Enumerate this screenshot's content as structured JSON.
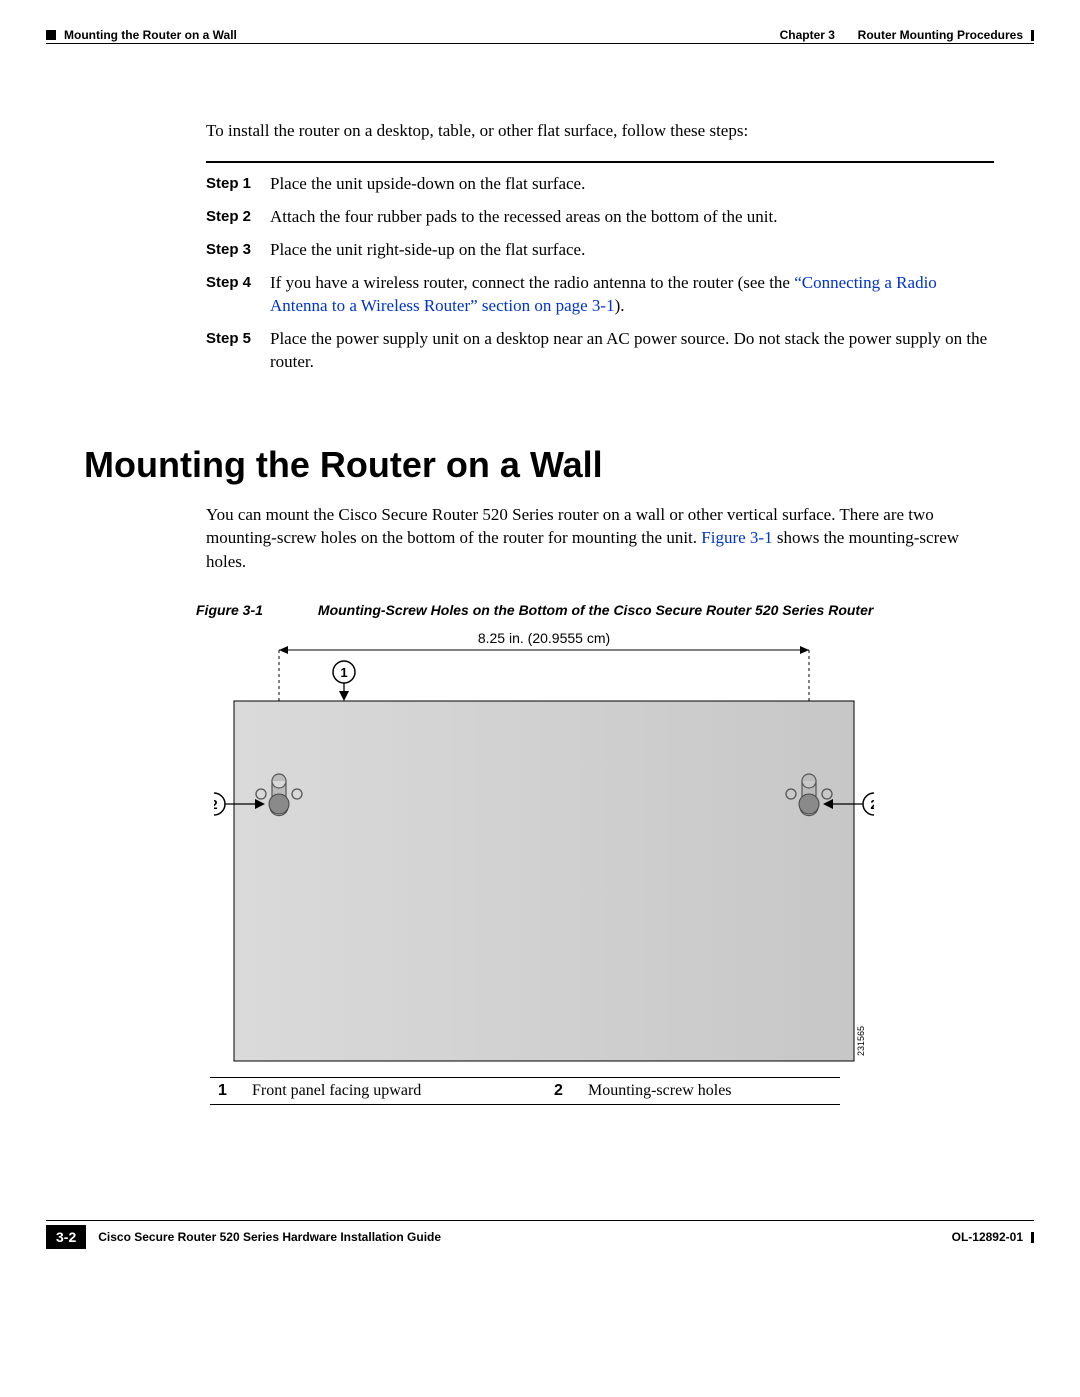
{
  "header": {
    "section": "Mounting the Router on a Wall",
    "chapter_label": "Chapter 3",
    "chapter_title": "Router Mounting Procedures"
  },
  "intro": "To install the router on a desktop, table, or other flat surface, follow these steps:",
  "steps": [
    {
      "label": "Step 1",
      "text": "Place the unit upside-down on the flat surface."
    },
    {
      "label": "Step 2",
      "text": "Attach the four rubber pads to the recessed areas on the bottom of the unit."
    },
    {
      "label": "Step 3",
      "text": "Place the unit right-side-up on the flat surface."
    },
    {
      "label": "Step 4",
      "text_pre": "If you have a wireless router, connect the radio antenna to the router (see the ",
      "link": "“Connecting a Radio Antenna to a Wireless Router” section on page 3-1",
      "text_post": ")."
    },
    {
      "label": "Step 5",
      "text": "Place the power supply unit on a desktop near an AC power source. Do not stack the power supply on the router."
    }
  ],
  "heading": "Mounting the Router on a Wall",
  "body": {
    "pre": "You can mount the Cisco Secure Router 520 Series router on a wall or other vertical surface. There are two mounting-screw holes on the bottom of the router for mounting the unit. ",
    "link": "Figure 3-1",
    "post": " shows the mounting-screw holes."
  },
  "figure": {
    "label": "Figure 3-1",
    "caption": "Mounting-Screw Holes on the Bottom of the Cisco Secure Router 520 Series Router",
    "dimension": "8.25 in. (20.9555 cm)",
    "id": "231565"
  },
  "legend": [
    {
      "num": "1",
      "text": "Front panel facing upward"
    },
    {
      "num": "2",
      "text": "Mounting-screw holes"
    }
  ],
  "footer": {
    "guide": "Cisco Secure Router 520 Series Hardware Installation Guide",
    "page": "3-2",
    "doc": "OL-12892-01"
  }
}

* **Exercise aim**
Go through the lines above. Select every one that has the string "steps".

* **Exercise solution**
  "intro": "To install the router on a desktop, table, or other flat surface, follow these steps:",
  "steps": [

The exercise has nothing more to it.